_Work instructions_
Search the records for "page". Copy every line where it appears.

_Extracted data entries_
##############################
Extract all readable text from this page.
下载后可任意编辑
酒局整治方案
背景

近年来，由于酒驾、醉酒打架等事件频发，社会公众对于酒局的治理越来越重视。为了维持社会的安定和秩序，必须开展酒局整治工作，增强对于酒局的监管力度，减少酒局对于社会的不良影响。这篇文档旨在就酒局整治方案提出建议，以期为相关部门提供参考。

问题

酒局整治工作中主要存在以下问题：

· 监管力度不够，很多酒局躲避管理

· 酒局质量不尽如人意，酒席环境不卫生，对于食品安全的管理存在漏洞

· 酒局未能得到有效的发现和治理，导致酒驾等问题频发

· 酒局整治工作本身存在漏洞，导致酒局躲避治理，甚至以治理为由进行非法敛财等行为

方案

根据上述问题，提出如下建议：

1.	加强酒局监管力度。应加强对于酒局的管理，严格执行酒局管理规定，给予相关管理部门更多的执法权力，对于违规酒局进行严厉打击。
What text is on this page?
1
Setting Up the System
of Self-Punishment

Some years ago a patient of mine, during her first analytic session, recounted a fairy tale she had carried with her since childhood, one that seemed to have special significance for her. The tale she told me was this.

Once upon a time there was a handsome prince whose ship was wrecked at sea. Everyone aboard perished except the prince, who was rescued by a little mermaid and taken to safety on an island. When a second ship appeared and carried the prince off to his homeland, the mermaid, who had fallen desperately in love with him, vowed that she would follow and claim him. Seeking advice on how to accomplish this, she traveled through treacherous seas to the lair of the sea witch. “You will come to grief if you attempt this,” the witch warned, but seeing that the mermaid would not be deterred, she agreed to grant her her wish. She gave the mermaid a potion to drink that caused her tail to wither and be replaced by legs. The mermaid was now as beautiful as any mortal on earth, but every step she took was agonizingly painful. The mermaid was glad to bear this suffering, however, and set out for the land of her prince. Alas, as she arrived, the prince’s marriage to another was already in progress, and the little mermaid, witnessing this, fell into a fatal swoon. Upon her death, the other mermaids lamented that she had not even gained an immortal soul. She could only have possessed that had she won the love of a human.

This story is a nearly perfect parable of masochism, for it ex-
##############################
_Response to this task_
Extract all readable text from this page.
What text is on this page?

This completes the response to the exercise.